Data for processing:
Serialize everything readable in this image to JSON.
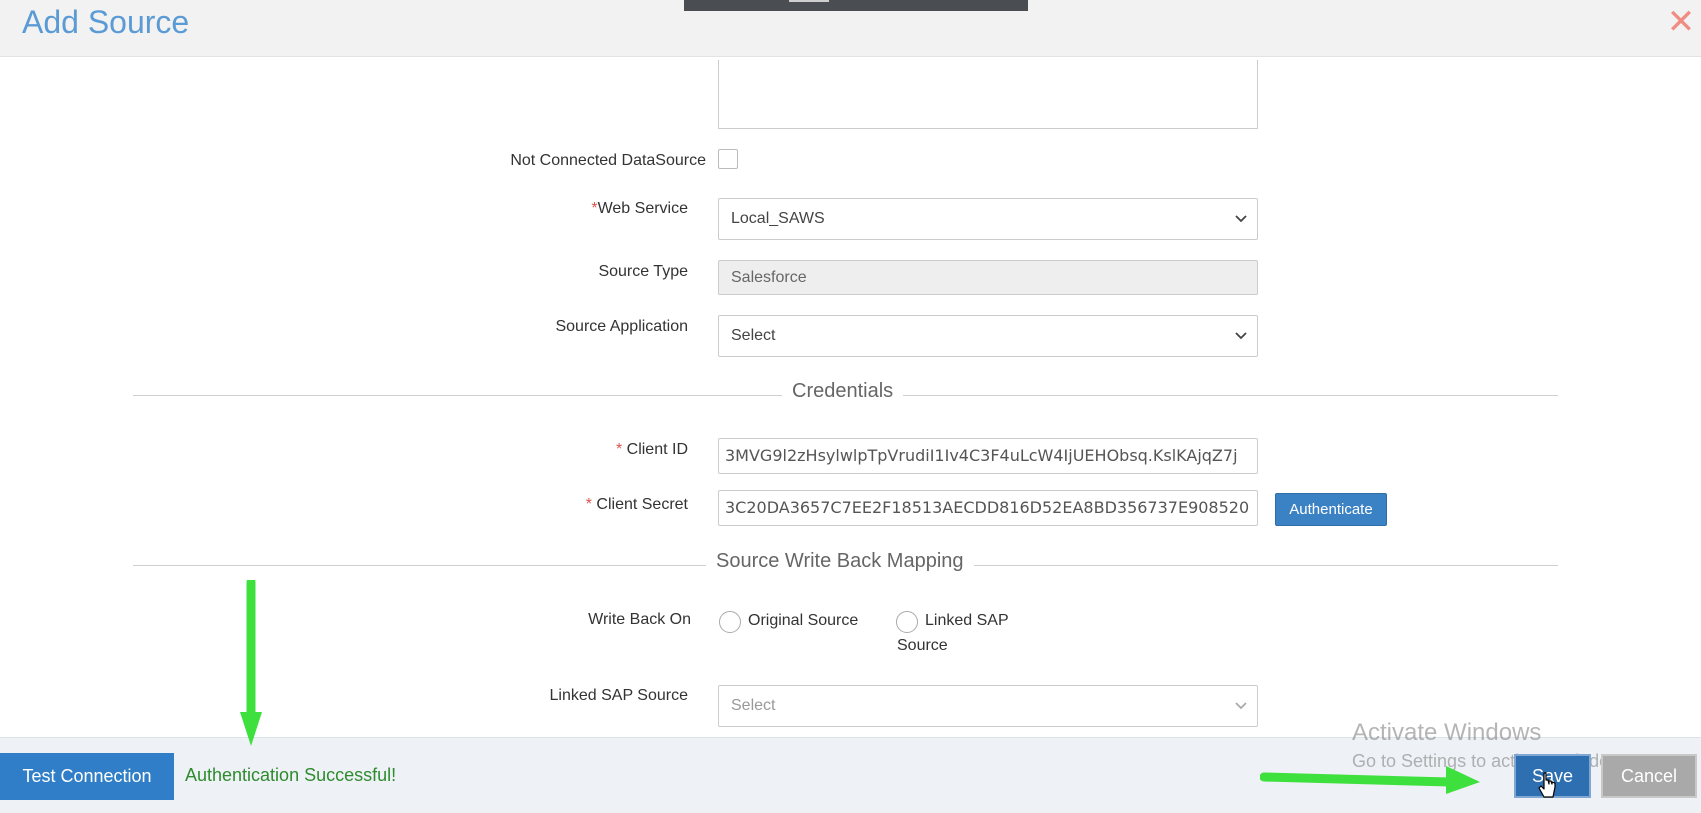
{
  "dialog": {
    "title": "Add Source",
    "close_glyph": "✕"
  },
  "form": {
    "not_connected_label": "Not Connected DataSource",
    "web_service": {
      "required": "*",
      "label": "Web Service",
      "value": "Local_SAWS"
    },
    "source_type": {
      "label": "Source Type",
      "value": "Salesforce"
    },
    "source_application": {
      "label": "Source Application",
      "value": "Select"
    }
  },
  "credentials": {
    "section_title": "Credentials",
    "client_id": {
      "required": "* ",
      "label": "Client ID",
      "value": "3MVG9l2zHsylwlpTpVrudiI1Iv4C3F4uLcW4IjUEHObsq.KslKAjqZ7j"
    },
    "client_secret": {
      "required": "* ",
      "label": "Client Secret",
      "value": "3C20DA3657C7EE2F18513AECDD816D52EA8BD356737E908520"
    },
    "authenticate_label": "Authenticate"
  },
  "write_back": {
    "section_title": "Source Write Back Mapping",
    "write_back_on_label": "Write Back On",
    "option_original": "Original Source",
    "option_linked_line1": "Linked SAP",
    "option_linked_line2": "Source",
    "linked_sap_label": "Linked SAP Source",
    "linked_sap_value": "Select"
  },
  "footer": {
    "test_connection_label": "Test Connection",
    "status_text": "Authentication Successful!",
    "save_label": "Save",
    "cancel_label": "Cancel"
  },
  "watermark": {
    "line1": "Activate Windows",
    "line2": "Go to Settings to activate Windows."
  },
  "colors": {
    "title": "#5b9bd5",
    "primary": "#2f7ec7",
    "success": "#2e8b2e",
    "annotation_arrow": "#3ee03e",
    "required": "#d9534f"
  },
  "icons": [
    "close-icon",
    "chevron-down-icon",
    "cursor-icon",
    "arrow-annotation"
  ]
}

Required task:
Quote the listing above in full, except for the pictures.

Expected answer:
Serialize everything readable in this image to JSON.
{
  "dialog": {
    "title": "Add Source",
    "close_glyph": "✕"
  },
  "form": {
    "not_connected_label": "Not Connected DataSource",
    "web_service": {
      "required": "*",
      "label": "Web Service",
      "value": "Local_SAWS"
    },
    "source_type": {
      "label": "Source Type",
      "value": "Salesforce"
    },
    "source_application": {
      "label": "Source Application",
      "value": "Select"
    }
  },
  "credentials": {
    "section_title": "Credentials",
    "client_id": {
      "required": "* ",
      "label": "Client ID",
      "value": "3MVG9l2zHsylwlpTpVrudiI1Iv4C3F4uLcW4IjUEHObsq.KslKAjqZ7j"
    },
    "client_secret": {
      "required": "* ",
      "label": "Client Secret",
      "value": "3C20DA3657C7EE2F18513AECDD816D52EA8BD356737E908520"
    },
    "authenticate_label": "Authenticate"
  },
  "write_back": {
    "section_title": "Source Write Back Mapping",
    "write_back_on_label": "Write Back On",
    "option_original": "Original Source",
    "option_linked_line1": "Linked SAP",
    "option_linked_line2": "Source",
    "linked_sap_label": "Linked SAP Source",
    "linked_sap_value": "Select"
  },
  "footer": {
    "test_connection_label": "Test Connection",
    "status_text": "Authentication Successful!",
    "save_label": "Save",
    "cancel_label": "Cancel"
  },
  "watermark": {
    "line1": "Activate Windows",
    "line2": "Go to Settings to activate Windows."
  },
  "colors": {
    "title": "#5b9bd5",
    "primary": "#2f7ec7",
    "success": "#2e8b2e",
    "annotation_arrow": "#3ee03e",
    "required": "#d9534f"
  },
  "icons": [
    "close-icon",
    "chevron-down-icon",
    "cursor-icon",
    "arrow-annotation"
  ]
}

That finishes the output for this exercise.